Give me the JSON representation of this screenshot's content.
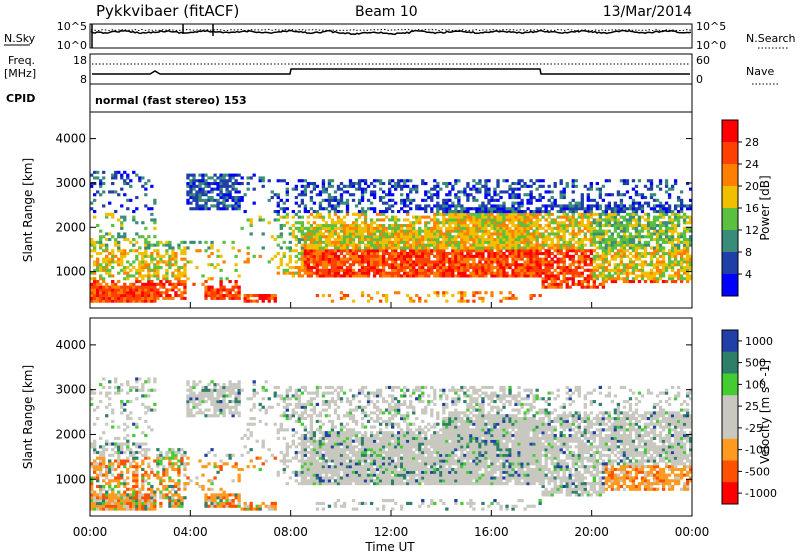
{
  "header": {
    "station": "Pykkvibaer (fitACF)",
    "beam": "Beam 10",
    "date": "13/Mar/2014"
  },
  "noise_panel": {
    "left_label": "N.Sky",
    "left_tick_top": "10^5",
    "left_tick_bottom": "10^0",
    "right_tick_top": "10^5",
    "right_tick_bottom": "10^0",
    "right_label": "N.Search"
  },
  "freq_panel": {
    "left_label_1": "Freq.",
    "left_label_2": "[MHz]",
    "left_tick_top": "18",
    "left_tick_bottom": "8",
    "right_tick_top": "60",
    "right_tick_bottom": "0",
    "right_label": "Nave"
  },
  "cpid_panel": {
    "label": "CPID",
    "text": "normal (fast stereo) 153"
  },
  "colors": {
    "power": [
      "#0000ff",
      "#1f3fa8",
      "#3a8c7a",
      "#5bbf3f",
      "#f0c000",
      "#ff8000",
      "#ff4000",
      "#ff0000"
    ],
    "velocity": [
      "#ff0000",
      "#ff5000",
      "#ff9a20",
      "#c8c8c0",
      "#c8c8c0",
      "#44cc33",
      "#2e7f6a",
      "#2040a8"
    ]
  },
  "chart_data": [
    {
      "type": "heatmap",
      "title": "",
      "ylabel": "Slant Range [km]",
      "xlabel": "",
      "yticks": [
        "1000",
        "2000",
        "3000",
        "4000"
      ],
      "ylim": [
        180,
        4600
      ],
      "xlim": [
        "00:00",
        "24:00"
      ],
      "colorbar": {
        "label": "Power [dB]",
        "ticks": [
          "4",
          "8",
          "12",
          "16",
          "20",
          "24",
          "28"
        ],
        "range": [
          0,
          32
        ]
      }
    },
    {
      "type": "heatmap",
      "title": "",
      "ylabel": "Slant Range [km]",
      "xlabel": "Time UT",
      "yticks": [
        "1000",
        "2000",
        "3000",
        "4000"
      ],
      "xticks": [
        "00:00",
        "04:00",
        "08:00",
        "12:00",
        "16:00",
        "20:00",
        "00:00"
      ],
      "ylim": [
        180,
        4600
      ],
      "xlim": [
        "00:00",
        "24:00"
      ],
      "colorbar": {
        "label": "Velocity [m s^-1]",
        "ticks": [
          "1000",
          "500",
          "100",
          "25",
          "-25",
          "-100",
          "-500",
          "-1000"
        ]
      }
    }
  ]
}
== == ==
Reproduce the listing above exactly, excluding all pictures.

# OUTPUT FOR THIS TASK
Give me the JSON representation of this screenshot's content.
{
  "header": {
    "station": "Pykkvibaer (fitACF)",
    "beam": "Beam 10",
    "date": "13/Mar/2014"
  },
  "noise_panel": {
    "left_label": "N.Sky",
    "left_tick_top": "10^5",
    "left_tick_bottom": "10^0",
    "right_tick_top": "10^5",
    "right_tick_bottom": "10^0",
    "right_label": "N.Search"
  },
  "freq_panel": {
    "left_label_1": "Freq.",
    "left_label_2": "[MHz]",
    "left_tick_top": "18",
    "left_tick_bottom": "8",
    "right_tick_top": "60",
    "right_tick_bottom": "0",
    "right_label": "Nave"
  },
  "cpid_panel": {
    "label": "CPID",
    "text": "normal (fast stereo) 153"
  },
  "colors": {
    "power": [
      "#0000ff",
      "#1f3fa8",
      "#3a8c7a",
      "#5bbf3f",
      "#f0c000",
      "#ff8000",
      "#ff4000",
      "#ff0000"
    ],
    "velocity": [
      "#ff0000",
      "#ff5000",
      "#ff9a20",
      "#c8c8c0",
      "#c8c8c0",
      "#44cc33",
      "#2e7f6a",
      "#2040a8"
    ]
  },
  "chart_data": [
    {
      "type": "heatmap",
      "title": "",
      "ylabel": "Slant Range [km]",
      "xlabel": "",
      "yticks": [
        "1000",
        "2000",
        "3000",
        "4000"
      ],
      "ylim": [
        180,
        4600
      ],
      "xlim": [
        "00:00",
        "24:00"
      ],
      "colorbar": {
        "label": "Power [dB]",
        "ticks": [
          "4",
          "8",
          "12",
          "16",
          "20",
          "24",
          "28"
        ],
        "range": [
          0,
          32
        ]
      }
    },
    {
      "type": "heatmap",
      "title": "",
      "ylabel": "Slant Range [km]",
      "xlabel": "Time UT",
      "yticks": [
        "1000",
        "2000",
        "3000",
        "4000"
      ],
      "xticks": [
        "00:00",
        "04:00",
        "08:00",
        "12:00",
        "16:00",
        "20:00",
        "00:00"
      ],
      "ylim": [
        180,
        4600
      ],
      "xlim": [
        "00:00",
        "24:00"
      ],
      "colorbar": {
        "label": "Velocity [m s^-1]",
        "ticks": [
          "1000",
          "500",
          "100",
          "25",
          "-25",
          "-100",
          "-500",
          "-1000"
        ]
      }
    }
  ]
}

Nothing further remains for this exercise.